Articles récents \ France \ Politique LOU CHESNE : « POUR LES ROSIES LE FEMINISME FAIT PARTIE DU MOUVEMENT SOCIAL »

Depuis 2019 de curieuses manifestantes sont apparues dans les cortèges contre la réforme des retraites. En salopette bleue, un fichu à pois noué sur la tête, elles chantent, elles dansent et animent les manifestations avec une vitalité revigorante. Si leur allure vous rappelle quelque chose, c’est normal, elles se sont inspirées pour leur costume de celui de « Rosie la riveteuse », cette image de Norman Rockwell qui rendait hommage aux ouvrières américaines ayant remplacé dans les usines les soldats partis au front pendant la deuxième guerre mondiale. Elles racontent aujourd’hui leur aventure dans un livre,  Le manifeste des Rosies. Lou Chesné est l’une de ses autrices.

Comment avez-vous eu l’idée des Rosies ?

Avec ma co-autrice, Youlie Yamamoto, nous faisions partie du groupe d’Attac «Désobéissance civile» et c’est le mouvement Nuit debout qui, début 2016, nous a réunies dans l’idée de faire de « l’artivisme». Je suis chercheuse, elle est contrôleuse des impôts, cela ne nous a pas empêché de chercher à utiliser l’humour et le détournement pour faire passer nos idées ! Or il nous semblait évident que le féminisme et le sexisme n’étaient pas suffisamment présents dans les manifestations, et qu’il fallait souligner l’importance des femmes dans le mouvement social. L’idée d’utiliser l’image de « Rosie » nous est vite venue car elle est aujourd’hui célèbre dans le monde entier, grâce aux féministes qui en avaient fait leur emblème avec le slogan « We can do it ». Pour y ajouter notre touche, nous avons ajouté à son bleu de travail original des gants jaunes utilisés pour faire le ménage, les couleurs claquent, c’est parfait !

* Consigne donnée A
Reproduisez le passage de l'entretien sur les Rosies situé entre « Articles récents \ » et « de ses autrices. », bornes incluses.
* Consigne donnée B
D'après l'entretien sur les Rosies, qu'ont-elles ajouté au bleu de travail original de « Rosie » ?
* Consigne donnée C
Poursuivez l'entretien sur les Rosies à partir de l'endroit où il s'arrête.
Les entrées ci-après forment un matériel indépendant de l'entretien sur les Rosies.

* Matériel fourni
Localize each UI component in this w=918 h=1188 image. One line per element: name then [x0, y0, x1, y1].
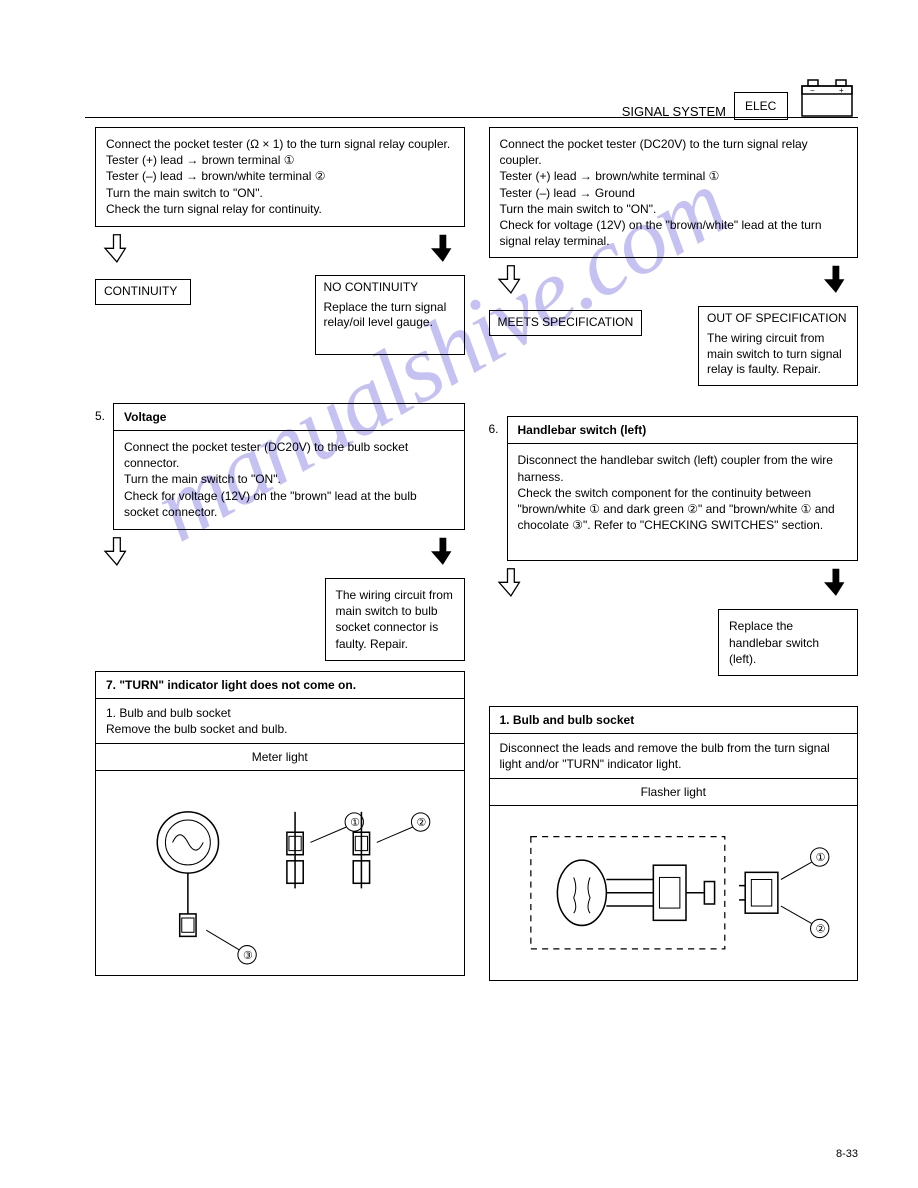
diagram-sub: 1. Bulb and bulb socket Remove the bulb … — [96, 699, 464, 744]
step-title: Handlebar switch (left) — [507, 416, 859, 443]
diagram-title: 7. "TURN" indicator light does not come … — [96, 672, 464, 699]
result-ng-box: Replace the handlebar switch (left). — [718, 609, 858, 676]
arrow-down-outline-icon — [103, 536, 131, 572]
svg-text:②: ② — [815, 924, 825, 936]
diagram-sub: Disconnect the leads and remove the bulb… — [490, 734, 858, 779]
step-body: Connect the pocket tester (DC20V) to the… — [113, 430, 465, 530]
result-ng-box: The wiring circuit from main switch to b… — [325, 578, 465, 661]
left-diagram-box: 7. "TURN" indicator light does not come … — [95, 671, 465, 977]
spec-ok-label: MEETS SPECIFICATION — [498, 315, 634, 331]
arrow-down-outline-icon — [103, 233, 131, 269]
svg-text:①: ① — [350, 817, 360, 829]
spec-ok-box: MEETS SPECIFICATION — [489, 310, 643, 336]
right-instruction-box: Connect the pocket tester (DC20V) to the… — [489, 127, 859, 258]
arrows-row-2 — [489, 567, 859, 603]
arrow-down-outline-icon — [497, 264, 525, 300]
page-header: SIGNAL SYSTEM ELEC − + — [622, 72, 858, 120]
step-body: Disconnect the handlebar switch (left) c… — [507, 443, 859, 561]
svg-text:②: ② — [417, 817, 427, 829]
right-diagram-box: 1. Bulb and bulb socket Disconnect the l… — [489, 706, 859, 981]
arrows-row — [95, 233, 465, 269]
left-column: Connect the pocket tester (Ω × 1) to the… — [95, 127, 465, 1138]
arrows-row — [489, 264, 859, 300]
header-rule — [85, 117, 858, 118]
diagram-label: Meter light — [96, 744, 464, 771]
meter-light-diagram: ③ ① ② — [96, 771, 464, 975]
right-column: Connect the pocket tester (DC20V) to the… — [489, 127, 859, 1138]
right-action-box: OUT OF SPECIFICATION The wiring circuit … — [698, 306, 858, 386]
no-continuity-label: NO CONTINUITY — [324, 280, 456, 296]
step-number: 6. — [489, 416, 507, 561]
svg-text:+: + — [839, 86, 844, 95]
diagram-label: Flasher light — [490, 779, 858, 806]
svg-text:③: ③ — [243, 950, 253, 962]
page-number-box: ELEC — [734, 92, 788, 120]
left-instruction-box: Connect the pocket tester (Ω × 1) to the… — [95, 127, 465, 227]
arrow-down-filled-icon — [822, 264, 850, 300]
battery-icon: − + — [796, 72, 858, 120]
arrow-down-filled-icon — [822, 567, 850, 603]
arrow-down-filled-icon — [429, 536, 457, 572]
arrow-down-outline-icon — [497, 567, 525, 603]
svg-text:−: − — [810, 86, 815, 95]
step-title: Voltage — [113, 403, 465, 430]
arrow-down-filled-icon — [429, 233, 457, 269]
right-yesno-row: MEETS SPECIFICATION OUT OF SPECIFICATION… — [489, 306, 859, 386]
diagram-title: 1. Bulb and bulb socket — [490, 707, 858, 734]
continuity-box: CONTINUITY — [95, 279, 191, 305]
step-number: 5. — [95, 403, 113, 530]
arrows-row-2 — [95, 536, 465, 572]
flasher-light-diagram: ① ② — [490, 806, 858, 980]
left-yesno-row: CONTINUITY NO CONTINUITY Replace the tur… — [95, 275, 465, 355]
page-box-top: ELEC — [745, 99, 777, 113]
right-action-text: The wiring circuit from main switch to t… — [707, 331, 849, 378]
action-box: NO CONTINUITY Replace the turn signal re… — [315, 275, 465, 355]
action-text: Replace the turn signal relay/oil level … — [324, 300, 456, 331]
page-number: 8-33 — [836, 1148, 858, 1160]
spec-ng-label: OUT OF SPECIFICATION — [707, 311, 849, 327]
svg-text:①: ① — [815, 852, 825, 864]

* Réponse finale A
Articles récents \ France \ Politique LOU CHESNE : « POUR LES ROSIES LE FEMINISME FAIT PARTIE DU MOUVEMENT SOCIAL »

Depuis 2019 de curieuses manifestantes sont apparues dans les cortèges contre la réforme des retraites. En salopette bleue, un fichu à pois noué sur la tête, elles chantent, elles dansent et animent les manifestations avec une vitalité revigorante. Si leur allure vous rappelle quelque chose, c’est normal, elles se sont inspirées pour leur costume de celui de « Rosie la riveteuse », cette image de Norman Rockwell qui rendait hommage aux ouvrières américaines ayant remplacé dans les usines les soldats partis au front pendant la deuxième guerre mondiale. Elles racontent aujourd’hui leur aventure dans un livre,  Le manifeste des Rosies. Lou Chesné est l’une de ses autrices.

* Réponse finale B
Des gants jaunes utilisés pour faire le ménage.

* Réponse finale C
Vous n’êtes pas seulement habillées en Rosies, vos chansons portent un message ?

Oui bien sûr ! Au début, en 2019, c’était lors d’une manifestation en hiver, nous avions froid, et avions décidé de bouger et de chanter, en créant des chansons contre Macron. Et puis petit à petit, étant donné le succès que notre action a rencontré, nous nous sommes dit qu’il fallait rendre les problèmes féminins de plus en plus visibles, d’où l’envie de détourner des chansons connues, que tout le monde pourrait reprendre, mais avec des textes qui permettent un lieu de ralliement féministe au cœur des manifs. Notre objectif : lutter contre le patriarcat en mobilisant à la fois nos corps et nos voix. En dénonçant collectivement et publiquement, en envahissant l’espace, en squattant la place ! L’idée a plu puisque tout le monde en France s’en est emparé et que l’on compte aujourd’hui près d’une quarantaine de villes où les Rosies défilent. A chaque manif nous sommes là, et on ne lâche rien ! Car ce qui est sûr c’est que les inégalités sociales et les violences sexuelles, ça va ensemble, nous en sommes persuadées… En même temps, nous n’avons pas fixé de règles à suivre, nous nous contentons de publier des videos où les femmes peuvent apprendre nos chorégraphies si elle veulent. Ce qui est dingue, c’est que partout les revendications sont les mêmes, donc nous n’avons jamais eu le sentiment qu’elles étaient détournées, et nous sommes heureuses de laisser son autonomie à chaque comité.

Mais qui sont les Rosies en France ? Ou ailleurs dans le monde ?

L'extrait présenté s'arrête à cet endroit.